# The data start
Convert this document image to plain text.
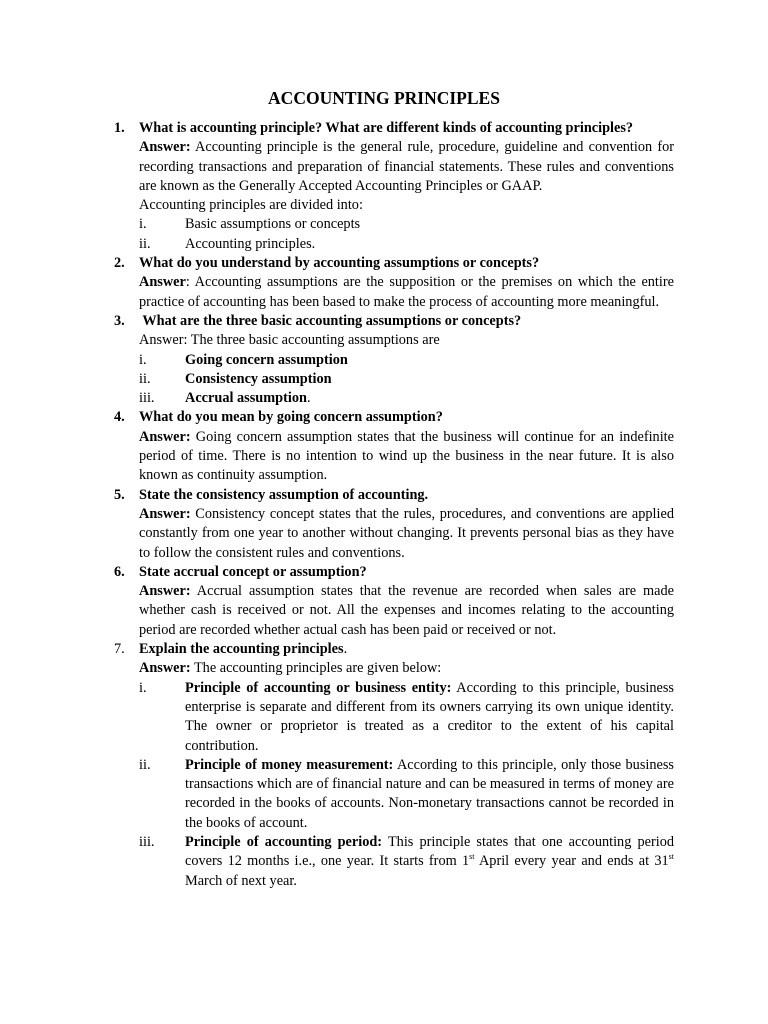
ACCOUNTING PRINCIPLES
1. What is accounting principle? What are different kinds of accounting principles?
Answer: Accounting principle is the general rule, procedure, guideline and convention for recording transactions and preparation of financial statements. These rules and conventions are known as the Generally Accepted Accounting Principles or GAAP.
Accounting principles are divided into:
i.	Basic assumptions or concepts
ii.	Accounting principles.
2. What do you understand by accounting assumptions or concepts?
Answer: Accounting assumptions are the supposition or the premises on which the entire practice of accounting has been based to make the process of accounting more meaningful.
3. What are the three basic accounting assumptions or concepts?
Answer: The three basic accounting assumptions are
i.	Going concern assumption
ii.	Consistency assumption
iii.	Accrual assumption.
4. What do you mean by going concern assumption?
Answer: Going concern assumption states that the business will continue for an indefinite period of time. There is no intention to wind up the business in the near future. It is also known as continuity assumption.
5. State the consistency assumption of accounting.
Answer: Consistency concept states that the rules, procedures, and conventions are applied constantly from one year to another without changing. It prevents personal bias as they have to follow the consistent rules and conventions.
6. State accrual concept or assumption?
Answer: Accrual assumption states that the revenue are recorded when sales are made whether cash is received or not. All the expenses and incomes relating to the accounting period are recorded whether actual cash has been paid or received or not.
7. Explain the accounting principles.
Answer: The accounting principles are given below:
i.	Principle of accounting or business entity: According to this principle, business enterprise is separate and different from its owners carrying its own unique identity. The owner or proprietor is treated as a creditor to the extent of his capital contribution.
ii.	Principle of money measurement: According to this principle, only those business transactions which are of financial nature and can be measured in terms of money are recorded in the books of accounts. Non-monetary transactions cannot be recorded in the books of account.
iii.	Principle of accounting period: This principle states that one accounting period covers 12 months i.e., one year. It starts from 1st April every year and ends at 31st March of next year.
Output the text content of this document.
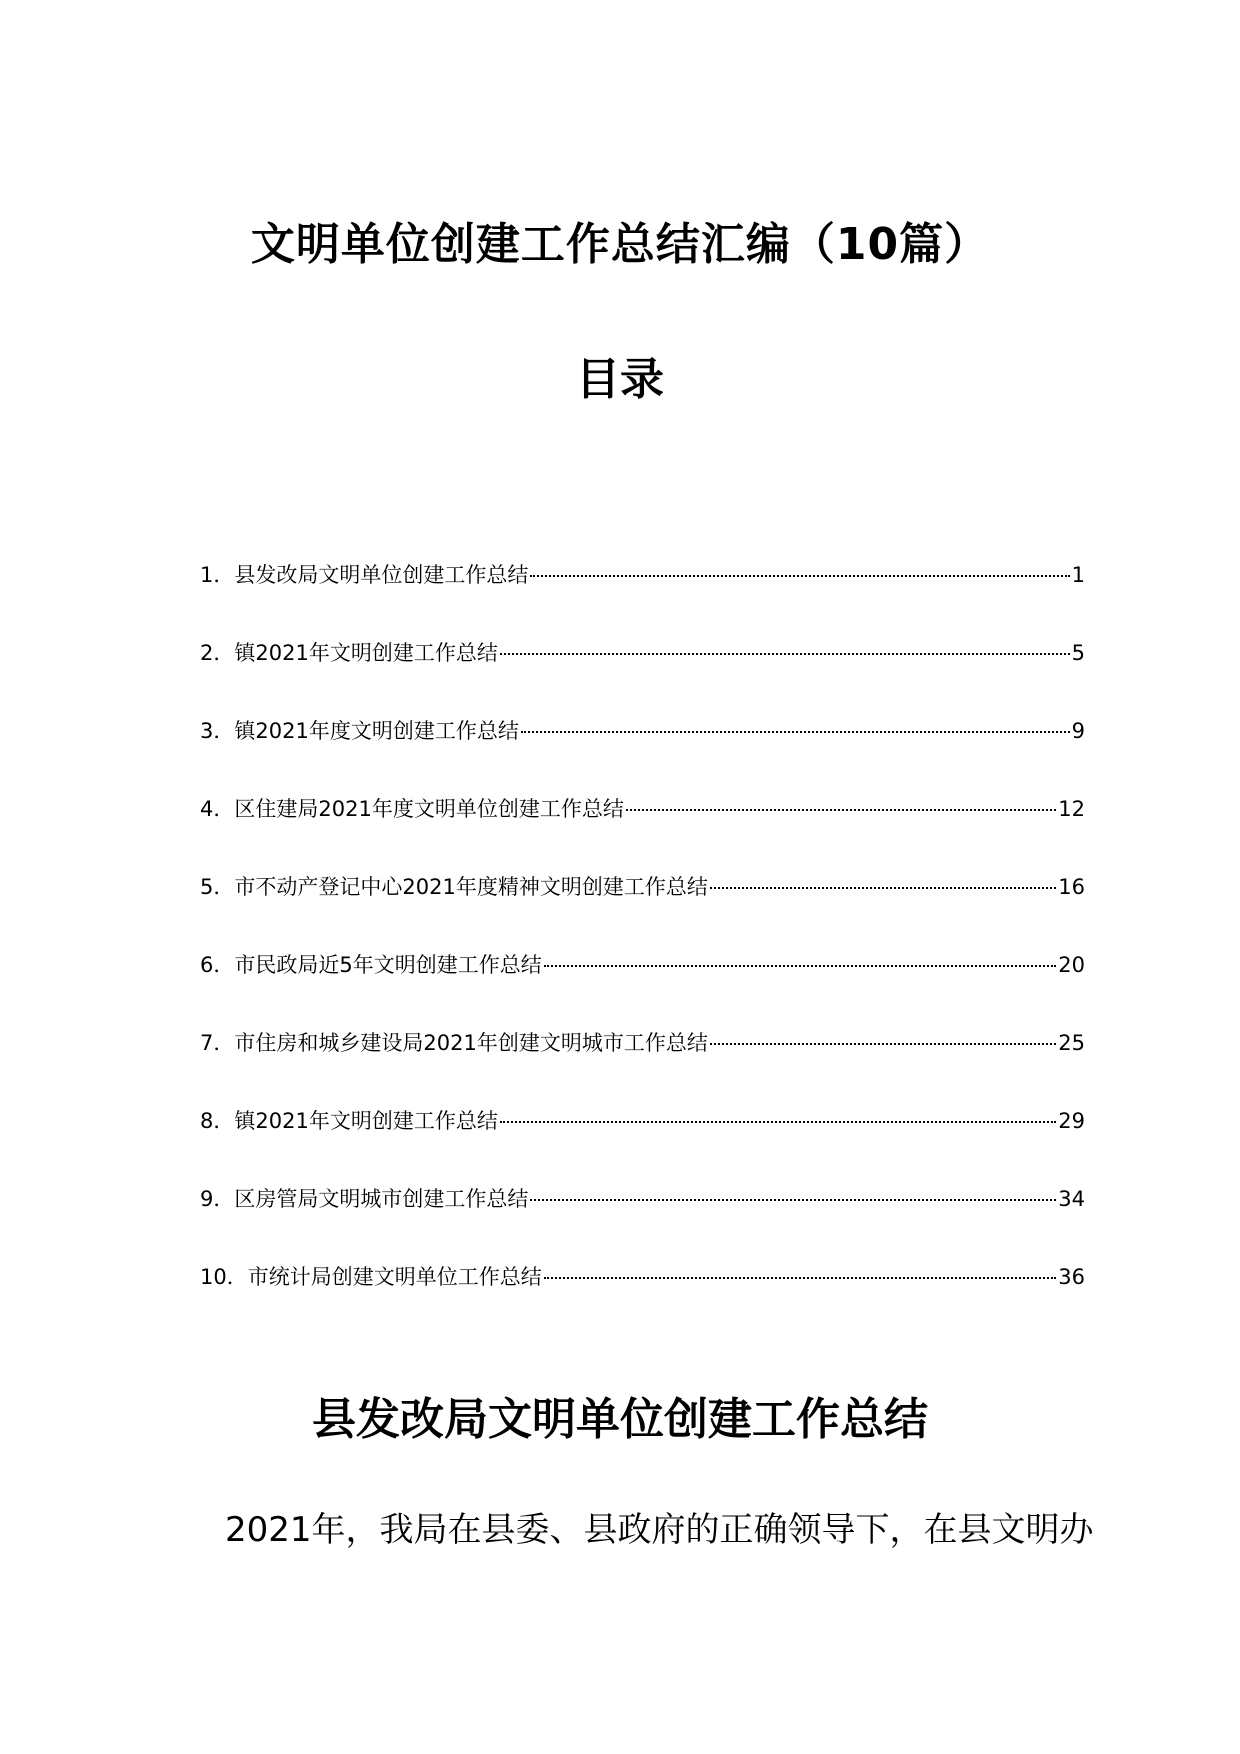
文明单位创建工作总结汇编（10篇）
目录
1 ． 县发改局文明单位创建工作总结	1
2 ． 镇2021年文明创建工作总结	5
3 ． 镇2021年度文明创建工作总结	9
4 ． 区住建局2021年度文明单位创建工作总结	12
5 ． 市不动产登记中心2021年度精神文明创建工作总结	16
6 ． 市民政局近5年文明创建工作总结	20
7 ． 市住房和城乡建设局2021年创建文明城市工作总结	25
8 ． 镇2021年文明创建工作总结	29
9 ． 区房管局文明城市创建工作总结	34
10 ． 市统计局创建文明单位工作总结	36
县发改局文明单位创建工作总结
2021年，我局在县委、县政府的正确领导下，在县文明办
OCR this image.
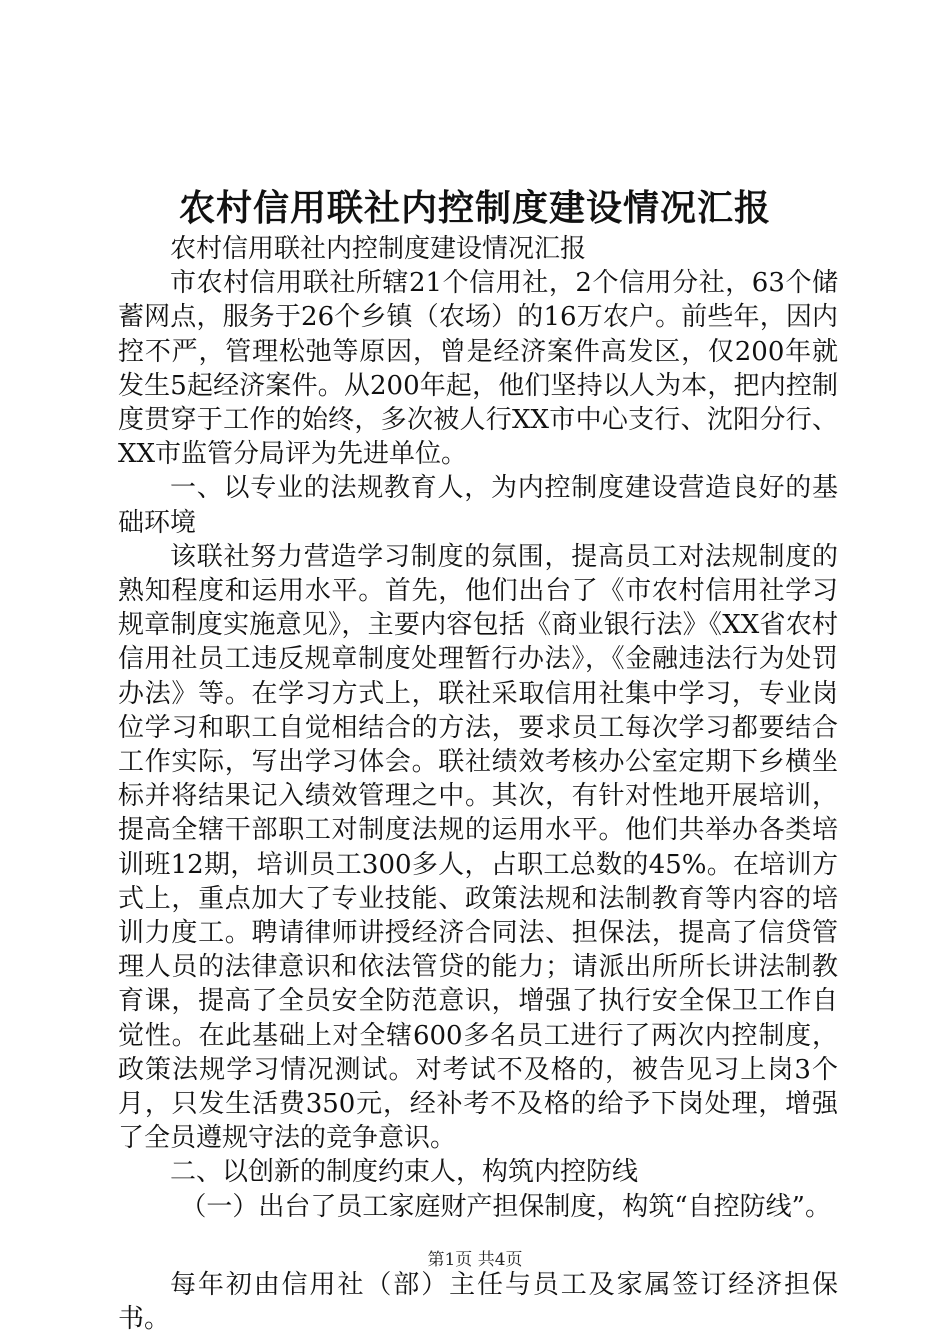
农村信用联社内控制度建设情况汇报

农村信用联社内控制度建设情况汇报

市农村信用联社所辖21个信用社，2个信用分社，63个储蓄网点，服务于26个乡镇（农场）的16万农户。前些年，因内控不严，管理松弛等原因，曾是经济案件高发区，仅200年就发生5起经济案件。从200年起，他们坚持以人为本，把内控制度贯穿于工作的始终，多次被人行XX市中心支行、沈阳分行、XX市监管分局评为先进单位。

一、以专业的法规教育人，为内控制度建设营造良好的基础环境

该联社努力营造学习制度的氛围，提高员工对法规制度的熟知程度和运用水平。首先，他们出台了《市农村信用社学习规章制度实施意见》，主要内容包括《商业银行法》《XX省农村信用社员工违反规章制度处理暂行办法》，《金融违法行为处罚办法》等。在学习方式上，联社采取信用社集中学习，专业岗位学习和职工自觉相结合的方法，要求员工每次学习都要结合工作实际，写出学习体会。联社绩效考核办公室定期下乡横坐标并将结果记入绩效管理之中。其次，有针对性地开展培训，提高全辖干部职工对制度法规的运用水平。他们共举办各类培训班12期，培训员工300多人，占职工总数的45%。在培训方式上，重点加大了专业技能、政策法规和法制教育等内容的培训力度工。聘请律师讲授经济合同法、担保法，提高了信贷管理人员的法律意识和依法管贷的能力；请派出所所长讲法制教育课，提高了全员安全防范意识，增强了执行安全保卫工作自觉性。在此基础上对全辖600多名员工进行了两次内控制度，政策法规学习情况测试。对考试不及格的，被告见习上岗3个月，只发生活费350元，经补考不及格的给予下岗处理，增强了全员遵规守法的竞争意识。

二、以创新的制度约束人，构筑内控防线

（一）出台了员工家庭财产担保制度，构筑“自控防线”。

每年初由信用社（部）主任与员工及家属签订经济担保书。

第1页 共4页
# The data end
Without the pictures, write out the whole listing above exactly as it appears.

Convert this document image to plain text.
ACCOUNTING PRINCIPLES
1. What is accounting principle? What are different kinds of accounting principles?
Answer: Accounting principle is the general rule, procedure, guideline and convention for recording transactions and preparation of financial statements. These rules and conventions are known as the Generally Accepted Accounting Principles or GAAP.
Accounting principles are divided into:
i.	Basic assumptions or concepts
ii.	Accounting principles.
2. What do you understand by accounting assumptions or concepts?
Answer: Accounting assumptions are the supposition or the premises on which the entire practice of accounting has been based to make the process of accounting more meaningful.
3. What are the three basic accounting assumptions or concepts?
Answer: The three basic accounting assumptions are
i.	Going concern assumption
ii.	Consistency assumption
iii.	Accrual assumption.
4. What do you mean by going concern assumption?
Answer: Going concern assumption states that the business will continue for an indefinite period of time. There is no intention to wind up the business in the near future. It is also known as continuity assumption.
5. State the consistency assumption of accounting.
Answer: Consistency concept states that the rules, procedures, and conventions are applied constantly from one year to another without changing. It prevents personal bias as they have to follow the consistent rules and conventions.
6. State accrual concept or assumption?
Answer: Accrual assumption states that the revenue are recorded when sales are made whether cash is received or not. All the expenses and incomes relating to the accounting period are recorded whether actual cash has been paid or received or not.
7. Explain the accounting principles.
Answer: The accounting principles are given below:
i.	Principle of accounting or business entity: According to this principle, business enterprise is separate and different from its owners carrying its own unique identity. The owner or proprietor is treated as a creditor to the extent of his capital contribution.
ii.	Principle of money measurement: According to this principle, only those business transactions which are of financial nature and can be measured in terms of money are recorded in the books of accounts. Non-monetary transactions cannot be recorded in the books of account.
iii.	Principle of accounting period: This principle states that one accounting period covers 12 months i.e., one year. It starts from 1st April every year and ends at 31st March of next year.
Output the text content of this document.
文明单位创建工作总结汇编（10篇）
目录
1 ． 县发改局文明单位创建工作总结	1
2 ． 镇2021年文明创建工作总结	5
3 ． 镇2021年度文明创建工作总结	9
4 ． 区住建局2021年度文明单位创建工作总结	12
5 ． 市不动产登记中心2021年度精神文明创建工作总结	16
6 ． 市民政局近5年文明创建工作总结	20
7 ． 市住房和城乡建设局2021年创建文明城市工作总结	25
8 ． 镇2021年文明创建工作总结	29
9 ． 区房管局文明城市创建工作总结	34
10 ． 市统计局创建文明单位工作总结	36
县发改局文明单位创建工作总结
2021年，我局在县委、县政府的正确领导下，在县文明办
OCR this image.
农村信用联社内控制度建设情况汇报

农村信用联社内控制度建设情况汇报

市农村信用联社所辖21个信用社，2个信用分社，63个储蓄网点，服务于26个乡镇（农场）的16万农户。前些年，因内控不严，管理松弛等原因，曾是经济案件高发区，仅200年就发生5起经济案件。从200年起，他们坚持以人为本，把内控制度贯穿于工作的始终，多次被人行XX市中心支行、沈阳分行、XX市监管分局评为先进单位。

一、以专业的法规教育人，为内控制度建设营造良好的基础环境

该联社努力营造学习制度的氛围，提高员工对法规制度的熟知程度和运用水平。首先，他们出台了《市农村信用社学习规章制度实施意见》，主要内容包括《商业银行法》《XX省农村信用社员工违反规章制度处理暂行办法》，《金融违法行为处罚办法》等。在学习方式上，联社采取信用社集中学习，专业岗位学习和职工自觉相结合的方法，要求员工每次学习都要结合工作实际，写出学习体会。联社绩效考核办公室定期下乡横坐标并将结果记入绩效管理之中。其次，有针对性地开展培训，提高全辖干部职工对制度法规的运用水平。他们共举办各类培训班12期，培训员工300多人，占职工总数的45%。在培训方式上，重点加大了专业技能、政策法规和法制教育等内容的培训力度工。聘请律师讲授经济合同法、担保法，提高了信贷管理人员的法律意识和依法管贷的能力；请派出所所长讲法制教育课，提高了全员安全防范意识，增强了执行安全保卫工作自觉性。在此基础上对全辖600多名员工进行了两次内控制度，政策法规学习情况测试。对考试不及格的，被告见习上岗3个月，只发生活费350元，经补考不及格的给予下岗处理，增强了全员遵规守法的竞争意识。

二、以创新的制度约束人，构筑内控防线

（一）出台了员工家庭财产担保制度，构筑“自控防线”。

每年初由信用社（部）主任与员工及家属签订经济担保书。

第1页 共4页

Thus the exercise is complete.